Work to be completed. All of the data below must be repeated exactly.
----- Record set
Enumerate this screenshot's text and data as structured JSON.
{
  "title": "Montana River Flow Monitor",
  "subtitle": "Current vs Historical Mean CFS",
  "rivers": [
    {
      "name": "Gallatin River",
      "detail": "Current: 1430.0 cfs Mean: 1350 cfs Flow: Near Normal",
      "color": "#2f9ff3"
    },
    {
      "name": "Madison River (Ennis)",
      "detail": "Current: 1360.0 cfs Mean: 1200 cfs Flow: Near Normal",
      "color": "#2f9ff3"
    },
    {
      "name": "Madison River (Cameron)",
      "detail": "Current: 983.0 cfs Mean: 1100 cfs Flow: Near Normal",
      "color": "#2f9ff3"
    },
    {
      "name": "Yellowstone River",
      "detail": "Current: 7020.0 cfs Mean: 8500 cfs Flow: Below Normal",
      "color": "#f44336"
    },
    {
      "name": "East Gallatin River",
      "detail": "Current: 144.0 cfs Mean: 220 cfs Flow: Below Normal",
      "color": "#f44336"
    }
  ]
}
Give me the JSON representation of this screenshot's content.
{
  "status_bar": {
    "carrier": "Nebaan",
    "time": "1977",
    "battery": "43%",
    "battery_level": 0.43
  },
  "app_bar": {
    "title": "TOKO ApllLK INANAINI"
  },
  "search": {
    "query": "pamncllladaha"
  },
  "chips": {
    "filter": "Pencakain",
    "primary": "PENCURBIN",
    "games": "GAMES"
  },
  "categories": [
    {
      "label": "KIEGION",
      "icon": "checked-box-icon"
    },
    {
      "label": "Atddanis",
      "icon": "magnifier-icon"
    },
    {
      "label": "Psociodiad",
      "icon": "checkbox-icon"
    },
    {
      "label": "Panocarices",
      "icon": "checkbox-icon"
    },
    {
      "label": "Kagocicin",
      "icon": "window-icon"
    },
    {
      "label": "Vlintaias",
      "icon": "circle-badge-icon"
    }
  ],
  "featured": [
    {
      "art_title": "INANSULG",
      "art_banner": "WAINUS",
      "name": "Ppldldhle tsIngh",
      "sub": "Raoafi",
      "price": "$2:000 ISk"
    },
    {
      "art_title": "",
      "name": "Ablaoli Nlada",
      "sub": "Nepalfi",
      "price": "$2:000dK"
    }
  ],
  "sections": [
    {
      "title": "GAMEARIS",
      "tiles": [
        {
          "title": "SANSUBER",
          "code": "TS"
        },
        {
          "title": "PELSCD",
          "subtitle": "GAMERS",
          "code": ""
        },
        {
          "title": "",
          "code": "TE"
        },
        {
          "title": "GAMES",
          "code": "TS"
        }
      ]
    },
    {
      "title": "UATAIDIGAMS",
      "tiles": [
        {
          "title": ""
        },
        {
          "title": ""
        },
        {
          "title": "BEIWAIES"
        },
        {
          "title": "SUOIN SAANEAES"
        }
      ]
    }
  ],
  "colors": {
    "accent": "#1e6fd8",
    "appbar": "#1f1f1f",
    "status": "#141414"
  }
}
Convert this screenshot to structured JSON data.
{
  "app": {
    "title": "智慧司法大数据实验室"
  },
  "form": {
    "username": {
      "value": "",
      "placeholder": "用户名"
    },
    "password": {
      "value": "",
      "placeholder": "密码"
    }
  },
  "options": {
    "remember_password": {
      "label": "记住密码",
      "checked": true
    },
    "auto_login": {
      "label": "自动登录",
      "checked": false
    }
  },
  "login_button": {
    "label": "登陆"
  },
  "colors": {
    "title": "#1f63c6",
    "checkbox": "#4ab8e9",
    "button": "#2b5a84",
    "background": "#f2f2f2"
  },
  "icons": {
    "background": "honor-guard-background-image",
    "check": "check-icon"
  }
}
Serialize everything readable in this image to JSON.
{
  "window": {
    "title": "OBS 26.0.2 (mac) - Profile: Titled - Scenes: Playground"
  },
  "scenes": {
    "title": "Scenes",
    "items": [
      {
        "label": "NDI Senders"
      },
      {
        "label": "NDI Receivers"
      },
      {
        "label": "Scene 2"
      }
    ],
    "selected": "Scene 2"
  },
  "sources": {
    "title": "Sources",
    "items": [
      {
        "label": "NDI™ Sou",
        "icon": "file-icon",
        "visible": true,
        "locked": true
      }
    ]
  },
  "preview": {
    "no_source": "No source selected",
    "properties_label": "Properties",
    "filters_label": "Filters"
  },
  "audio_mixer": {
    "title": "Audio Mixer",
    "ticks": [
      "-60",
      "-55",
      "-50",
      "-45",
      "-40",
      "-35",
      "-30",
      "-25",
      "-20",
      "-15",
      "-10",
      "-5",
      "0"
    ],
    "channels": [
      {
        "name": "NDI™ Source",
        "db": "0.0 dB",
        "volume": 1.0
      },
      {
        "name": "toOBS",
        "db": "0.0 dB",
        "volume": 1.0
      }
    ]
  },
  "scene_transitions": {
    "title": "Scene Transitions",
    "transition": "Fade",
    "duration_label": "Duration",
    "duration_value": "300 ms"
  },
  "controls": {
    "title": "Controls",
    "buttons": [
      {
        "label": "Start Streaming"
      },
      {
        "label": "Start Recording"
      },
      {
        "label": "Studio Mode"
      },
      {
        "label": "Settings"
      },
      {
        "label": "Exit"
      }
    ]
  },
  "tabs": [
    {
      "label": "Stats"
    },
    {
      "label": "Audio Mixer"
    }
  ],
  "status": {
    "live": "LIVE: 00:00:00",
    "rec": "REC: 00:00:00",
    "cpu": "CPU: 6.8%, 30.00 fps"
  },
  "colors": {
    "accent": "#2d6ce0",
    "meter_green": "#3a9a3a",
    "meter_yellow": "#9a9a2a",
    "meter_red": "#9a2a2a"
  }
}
----------
Task output.
Enumerate this screenshot's text and data as structured JSON.
{
  "title": "Montana River Flow Monitor",
  "subtitle": "Current vs Historical Mean CFS",
  "rivers": [
    {
      "name": "Gallatin River",
      "detail": "Current: 1430.0 cfs Mean: 1350 cfs Flow: Near Normal",
      "color": "#2f9ff3"
    },
    {
      "name": "Madison River (Ennis)",
      "detail": "Current: 1360.0 cfs Mean: 1200 cfs Flow: Near Normal",
      "color": "#2f9ff3"
    },
    {
      "name": "Madison River (Cameron)",
      "detail": "Current: 983.0 cfs Mean: 1100 cfs Flow: Near Normal",
      "color": "#2f9ff3"
    },
    {
      "name": "Yellowstone River",
      "detail": "Current: 7020.0 cfs Mean: 8500 cfs Flow: Below Normal",
      "color": "#f44336"
    },
    {
      "name": "East Gallatin River",
      "detail": "Current: 144.0 cfs Mean: 220 cfs Flow: Below Normal",
      "color": "#f44336"
    }
  ]
}
Give me the JSON representation of this screenshot's content.
{
  "status_bar": {
    "carrier": "Nebaan",
    "time": "1977",
    "battery": "43%",
    "battery_level": 0.43
  },
  "app_bar": {
    "title": "TOKO ApllLK INANAINI"
  },
  "search": {
    "query": "pamncllladaha"
  },
  "chips": {
    "filter": "Pencakain",
    "primary": "PENCURBIN",
    "games": "GAMES"
  },
  "categories": [
    {
      "label": "KIEGION",
      "icon": "checked-box-icon"
    },
    {
      "label": "Atddanis",
      "icon": "magnifier-icon"
    },
    {
      "label": "Psociodiad",
      "icon": "checkbox-icon"
    },
    {
      "label": "Panocarices",
      "icon": "checkbox-icon"
    },
    {
      "label": "Kagocicin",
      "icon": "window-icon"
    },
    {
      "label": "Vlintaias",
      "icon": "circle-badge-icon"
    }
  ],
  "featured": [
    {
      "art_title": "INANSULG",
      "art_banner": "WAINUS",
      "name": "Ppldldhle tsIngh",
      "sub": "Raoafi",
      "price": "$2:000 ISk"
    },
    {
      "art_title": "",
      "name": "Ablaoli Nlada",
      "sub": "Nepalfi",
      "price": "$2:000dK"
    }
  ],
  "sections": [
    {
      "title": "GAMEARIS",
      "tiles": [
        {
          "title": "SANSUBER",
          "code": "TS"
        },
        {
          "title": "PELSCD",
          "subtitle": "GAMERS",
          "code": ""
        },
        {
          "title": "",
          "code": "TE"
        },
        {
          "title": "GAMES",
          "code": "TS"
        }
      ]
    },
    {
      "title": "UATAIDIGAMS",
      "tiles": [
        {
          "title": ""
        },
        {
          "title": ""
        },
        {
          "title": "BEIWAIES"
        },
        {
          "title": "SUOIN SAANEAES"
        }
      ]
    }
  ],
  "colors": {
    "accent": "#1e6fd8",
    "appbar": "#1f1f1f",
    "status": "#141414"
  }
}
Convert this screenshot to structured JSON data.
{
  "app": {
    "title": "智慧司法大数据实验室"
  },
  "form": {
    "username": {
      "value": "",
      "placeholder": "用户名"
    },
    "password": {
      "value": "",
      "placeholder": "密码"
    }
  },
  "options": {
    "remember_password": {
      "label": "记住密码",
      "checked": true
    },
    "auto_login": {
      "label": "自动登录",
      "checked": false
    }
  },
  "login_button": {
    "label": "登陆"
  },
  "colors": {
    "title": "#1f63c6",
    "checkbox": "#4ab8e9",
    "button": "#2b5a84",
    "background": "#f2f2f2"
  },
  "icons": {
    "background": "honor-guard-background-image",
    "check": "check-icon"
  }
}
Serialize everything readable in this image to JSON.
{
  "window": {
    "title": "OBS 26.0.2 (mac) - Profile: Titled - Scenes: Playground"
  },
  "scenes": {
    "title": "Scenes",
    "items": [
      {
        "label": "NDI Senders"
      },
      {
        "label": "NDI Receivers"
      },
      {
        "label": "Scene 2"
      }
    ],
    "selected": "Scene 2"
  },
  "sources": {
    "title": "Sources",
    "items": [
      {
        "label": "NDI™ Sou",
        "icon": "file-icon",
        "visible": true,
        "locked": true
      }
    ]
  },
  "preview": {
    "no_source": "No source selected",
    "properties_label": "Properties",
    "filters_label": "Filters"
  },
  "audio_mixer": {
    "title": "Audio Mixer",
    "ticks": [
      "-60",
      "-55",
      "-50",
      "-45",
      "-40",
      "-35",
      "-30",
      "-25",
      "-20",
      "-15",
      "-10",
      "-5",
      "0"
    ],
    "channels": [
      {
        "name": "NDI™ Source",
        "db": "0.0 dB",
        "volume": 1.0
      },
      {
        "name": "toOBS",
        "db": "0.0 dB",
        "volume": 1.0
      }
    ]
  },
  "scene_transitions": {
    "title": "Scene Transitions",
    "transition": "Fade",
    "duration_label": "Duration",
    "duration_value": "300 ms"
  },
  "controls": {
    "title": "Controls",
    "buttons": [
      {
        "label": "Start Streaming"
      },
      {
        "label": "Start Recording"
      },
      {
        "label": "Studio Mode"
      },
      {
        "label": "Settings"
      },
      {
        "label": "Exit"
      }
    ]
  },
  "tabs": [
    {
      "label": "Stats"
    },
    {
      "label": "Audio Mixer"
    }
  ],
  "status": {
    "live": "LIVE: 00:00:00",
    "rec": "REC: 00:00:00",
    "cpu": "CPU: 6.8%, 30.00 fps"
  },
  "colors": {
    "accent": "#2d6ce0",
    "meter_green": "#3a9a3a",
    "meter_yellow": "#9a9a2a",
    "meter_red": "#9a2a2a"
  }
}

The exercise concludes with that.